FRAGMENTO DE REFERENCIA

Hoy las redes sociales estarán llenas de fotografías, flores, serenatas y mensajes bonitos. Habrá mesas llenas en los restaurantes, abrazos largos y llamadas que quizás tenían tiempo sin hacerse. Y qué bueno. Las madres merecen eso y mucho más.
Pero entre tanta publicación y tanto festejo, hay algo que nunca deberíamos olvidar: a una madre no se le celebra solamente el 10 de mayo. A una madre se le agradece todos los días de la vida.
Porque una mamá no descansa realmente nunca.
Aunque los hijos crezcan, aunque formen su familia, aunque ya ni vivan en la misma casa… ellas siguen preocupándose igual.
Siguen esperando el mensaje de “ya llegué”.
Siguen preguntando si uno ya comió.
Siguen haciendo oración en silencio cuando un hijo sale a la calle.
Y muchas veces hacen todo eso mientras cargan sus propios problemas, sus propios dolores y sus propias tristezas sin decir absolutamente nada.
Las madres son esa fuerza silenciosa que pocas veces recibe el reconocimiento que merece.
Son las primeras en levantarse y muchas veces las últimas en dormir.
Las que hacen milagros cuando el dinero no alcanza.
Las que prefieren quedarse con menos para que a sus hijos no les falte nada.
Las que lloran a escondidas para no preocupar a nadie.

CONSIGNAS DEL EJERCICIO
[A] Indique si cada afirmación coincide con el texto sobre las madres y cite entre comillas las palabras que lo deciden: (i) a una madre se le celebra solo el 10 de mayo; (ii) las madres dejan de preocuparse cuando los hijos forman su propia familia; (iii) las madres son las primeras en levantarse.
[B] De acuerdo con el texto sobre las madres, ¿por qué a una madre se le debe agradecer todos los días de la vida? Responda en una a tres oraciones.
Las entradas son un material independiente del texto sobre las madres.

Registros extraídos:

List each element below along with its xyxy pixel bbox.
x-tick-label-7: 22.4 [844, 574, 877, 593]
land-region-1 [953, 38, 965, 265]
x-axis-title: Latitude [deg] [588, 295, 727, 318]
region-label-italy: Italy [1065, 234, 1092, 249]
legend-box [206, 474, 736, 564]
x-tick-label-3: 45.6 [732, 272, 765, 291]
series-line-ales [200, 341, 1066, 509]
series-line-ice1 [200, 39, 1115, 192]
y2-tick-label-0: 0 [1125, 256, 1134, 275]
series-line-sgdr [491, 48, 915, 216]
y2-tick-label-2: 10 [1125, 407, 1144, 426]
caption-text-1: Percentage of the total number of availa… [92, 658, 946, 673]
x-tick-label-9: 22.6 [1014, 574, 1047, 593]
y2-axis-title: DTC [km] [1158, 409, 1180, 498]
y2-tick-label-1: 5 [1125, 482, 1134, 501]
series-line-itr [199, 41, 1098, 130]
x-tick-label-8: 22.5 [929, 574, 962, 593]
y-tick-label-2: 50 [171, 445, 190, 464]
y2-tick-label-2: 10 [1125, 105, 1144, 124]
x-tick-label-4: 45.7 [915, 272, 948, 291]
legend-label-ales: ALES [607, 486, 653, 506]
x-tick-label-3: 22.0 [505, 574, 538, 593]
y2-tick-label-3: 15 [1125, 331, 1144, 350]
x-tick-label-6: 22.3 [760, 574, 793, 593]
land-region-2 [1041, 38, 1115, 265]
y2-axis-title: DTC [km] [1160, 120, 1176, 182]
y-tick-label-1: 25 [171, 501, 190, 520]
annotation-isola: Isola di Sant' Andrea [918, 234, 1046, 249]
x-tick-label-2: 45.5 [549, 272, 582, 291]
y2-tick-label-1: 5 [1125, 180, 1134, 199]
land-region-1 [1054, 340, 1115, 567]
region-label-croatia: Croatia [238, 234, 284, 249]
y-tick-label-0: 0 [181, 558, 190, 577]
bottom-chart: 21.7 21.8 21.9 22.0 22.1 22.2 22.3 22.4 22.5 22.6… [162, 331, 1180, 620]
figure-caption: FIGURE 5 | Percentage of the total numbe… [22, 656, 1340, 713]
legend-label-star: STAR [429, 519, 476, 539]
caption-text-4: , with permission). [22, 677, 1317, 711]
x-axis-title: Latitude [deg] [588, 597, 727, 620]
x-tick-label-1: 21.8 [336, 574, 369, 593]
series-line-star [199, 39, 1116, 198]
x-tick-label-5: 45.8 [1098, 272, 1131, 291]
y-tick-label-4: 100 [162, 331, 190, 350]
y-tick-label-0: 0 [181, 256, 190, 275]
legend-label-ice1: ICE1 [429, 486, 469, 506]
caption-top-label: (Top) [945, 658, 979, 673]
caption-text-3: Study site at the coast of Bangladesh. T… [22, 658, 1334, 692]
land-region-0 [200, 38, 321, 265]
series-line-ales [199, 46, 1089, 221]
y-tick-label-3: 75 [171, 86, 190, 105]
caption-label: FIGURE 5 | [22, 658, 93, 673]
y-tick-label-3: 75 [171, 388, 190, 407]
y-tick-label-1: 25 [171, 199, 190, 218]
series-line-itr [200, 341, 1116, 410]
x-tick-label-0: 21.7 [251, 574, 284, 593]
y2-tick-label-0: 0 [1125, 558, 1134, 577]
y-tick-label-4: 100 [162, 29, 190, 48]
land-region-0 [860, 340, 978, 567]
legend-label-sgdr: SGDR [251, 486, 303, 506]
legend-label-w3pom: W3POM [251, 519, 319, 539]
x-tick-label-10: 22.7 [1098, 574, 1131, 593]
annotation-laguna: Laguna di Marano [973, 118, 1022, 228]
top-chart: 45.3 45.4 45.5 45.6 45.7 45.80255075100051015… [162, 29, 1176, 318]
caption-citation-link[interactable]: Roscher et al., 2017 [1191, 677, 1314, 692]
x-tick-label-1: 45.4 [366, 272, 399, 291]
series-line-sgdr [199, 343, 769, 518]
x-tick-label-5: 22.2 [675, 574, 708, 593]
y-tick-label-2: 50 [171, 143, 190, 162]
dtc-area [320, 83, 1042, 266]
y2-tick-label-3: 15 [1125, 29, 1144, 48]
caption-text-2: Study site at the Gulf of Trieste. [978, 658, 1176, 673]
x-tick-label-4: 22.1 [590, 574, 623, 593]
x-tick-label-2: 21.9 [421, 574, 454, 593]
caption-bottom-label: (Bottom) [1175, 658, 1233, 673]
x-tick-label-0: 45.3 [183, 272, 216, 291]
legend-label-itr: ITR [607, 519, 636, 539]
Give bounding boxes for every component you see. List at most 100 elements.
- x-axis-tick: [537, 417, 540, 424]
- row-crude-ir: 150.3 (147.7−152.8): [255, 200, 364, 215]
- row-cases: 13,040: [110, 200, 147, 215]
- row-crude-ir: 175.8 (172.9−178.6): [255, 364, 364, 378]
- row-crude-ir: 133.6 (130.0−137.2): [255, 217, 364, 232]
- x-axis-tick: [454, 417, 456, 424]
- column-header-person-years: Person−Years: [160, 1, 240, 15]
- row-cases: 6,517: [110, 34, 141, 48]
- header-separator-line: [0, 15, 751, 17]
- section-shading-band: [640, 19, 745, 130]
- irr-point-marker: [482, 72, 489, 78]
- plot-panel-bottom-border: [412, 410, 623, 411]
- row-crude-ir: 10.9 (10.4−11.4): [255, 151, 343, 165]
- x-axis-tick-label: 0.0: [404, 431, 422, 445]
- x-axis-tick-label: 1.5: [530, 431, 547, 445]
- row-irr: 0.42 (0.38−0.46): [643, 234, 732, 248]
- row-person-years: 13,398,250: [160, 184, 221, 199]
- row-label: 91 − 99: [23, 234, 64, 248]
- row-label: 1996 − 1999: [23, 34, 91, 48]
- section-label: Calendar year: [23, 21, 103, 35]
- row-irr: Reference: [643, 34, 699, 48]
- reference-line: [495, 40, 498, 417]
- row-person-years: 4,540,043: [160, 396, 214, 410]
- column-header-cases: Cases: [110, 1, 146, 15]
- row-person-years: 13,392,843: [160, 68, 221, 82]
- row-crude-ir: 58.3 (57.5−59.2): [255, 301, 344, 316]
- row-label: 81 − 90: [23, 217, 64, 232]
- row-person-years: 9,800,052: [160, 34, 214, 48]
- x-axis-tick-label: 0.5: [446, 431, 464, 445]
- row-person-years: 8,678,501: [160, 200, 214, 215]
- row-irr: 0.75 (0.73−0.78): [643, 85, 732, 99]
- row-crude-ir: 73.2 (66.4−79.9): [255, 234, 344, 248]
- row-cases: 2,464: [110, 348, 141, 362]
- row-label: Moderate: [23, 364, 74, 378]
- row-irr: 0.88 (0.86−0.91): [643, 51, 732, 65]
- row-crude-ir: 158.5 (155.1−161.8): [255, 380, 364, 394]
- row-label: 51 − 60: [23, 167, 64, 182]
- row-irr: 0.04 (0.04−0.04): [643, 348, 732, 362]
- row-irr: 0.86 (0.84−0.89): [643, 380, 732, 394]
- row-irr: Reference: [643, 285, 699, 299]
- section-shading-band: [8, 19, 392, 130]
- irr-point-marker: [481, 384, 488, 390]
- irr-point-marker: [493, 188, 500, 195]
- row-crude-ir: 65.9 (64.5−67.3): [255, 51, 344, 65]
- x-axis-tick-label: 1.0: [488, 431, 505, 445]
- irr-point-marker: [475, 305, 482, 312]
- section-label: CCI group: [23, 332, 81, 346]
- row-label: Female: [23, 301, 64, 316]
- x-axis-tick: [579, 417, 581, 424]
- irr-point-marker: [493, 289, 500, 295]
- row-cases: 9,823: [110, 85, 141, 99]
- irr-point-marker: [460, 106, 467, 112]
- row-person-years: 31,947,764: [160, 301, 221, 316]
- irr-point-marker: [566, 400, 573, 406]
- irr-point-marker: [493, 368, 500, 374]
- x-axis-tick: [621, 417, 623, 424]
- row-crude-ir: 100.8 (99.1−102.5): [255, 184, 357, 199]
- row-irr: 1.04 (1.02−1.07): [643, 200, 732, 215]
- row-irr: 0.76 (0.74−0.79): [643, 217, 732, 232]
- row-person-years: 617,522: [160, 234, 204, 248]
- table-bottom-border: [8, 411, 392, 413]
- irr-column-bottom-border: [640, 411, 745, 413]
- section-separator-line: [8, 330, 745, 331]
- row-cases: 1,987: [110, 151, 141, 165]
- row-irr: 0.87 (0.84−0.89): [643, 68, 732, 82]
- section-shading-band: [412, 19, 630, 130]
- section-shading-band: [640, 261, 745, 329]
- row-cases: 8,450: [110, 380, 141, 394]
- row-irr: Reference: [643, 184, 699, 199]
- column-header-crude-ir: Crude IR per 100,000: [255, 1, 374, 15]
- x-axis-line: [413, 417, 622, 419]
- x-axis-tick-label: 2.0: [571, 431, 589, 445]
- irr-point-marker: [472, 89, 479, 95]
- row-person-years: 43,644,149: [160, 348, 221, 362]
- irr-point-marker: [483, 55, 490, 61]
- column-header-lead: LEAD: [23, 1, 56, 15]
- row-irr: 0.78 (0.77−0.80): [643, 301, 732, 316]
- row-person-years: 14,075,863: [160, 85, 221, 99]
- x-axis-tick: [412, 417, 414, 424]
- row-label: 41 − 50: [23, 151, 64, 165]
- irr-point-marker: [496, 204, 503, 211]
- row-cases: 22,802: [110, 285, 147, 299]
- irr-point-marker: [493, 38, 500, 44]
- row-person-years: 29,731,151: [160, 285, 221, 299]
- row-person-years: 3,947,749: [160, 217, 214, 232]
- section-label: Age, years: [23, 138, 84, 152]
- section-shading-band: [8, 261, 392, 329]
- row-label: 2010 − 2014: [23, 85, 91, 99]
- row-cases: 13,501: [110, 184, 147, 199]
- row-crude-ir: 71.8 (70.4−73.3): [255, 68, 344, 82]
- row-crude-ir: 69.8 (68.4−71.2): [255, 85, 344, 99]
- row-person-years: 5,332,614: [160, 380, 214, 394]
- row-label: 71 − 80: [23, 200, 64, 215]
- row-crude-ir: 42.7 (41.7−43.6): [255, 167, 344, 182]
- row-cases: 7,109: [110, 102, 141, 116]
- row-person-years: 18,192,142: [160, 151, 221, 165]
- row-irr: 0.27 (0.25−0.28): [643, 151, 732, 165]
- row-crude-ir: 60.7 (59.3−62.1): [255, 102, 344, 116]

RESPUESTAS A CONSIGNAS
[A]
(i) No: «a una madre no se le celebra solamente el 10 de mayo».
(ii) No: «aunque formen su familia, aunque ya ni vivan en la misma casa… ellas siguen preocupándose igual».
(iii) Sí: «Son las primeras en levantarse».

[B] Porque una mamá no descansa realmente nunca. Aunque los hijos crezcan, formen su familia o ya no vivan en la misma casa, ellas siguen preocupándose igual.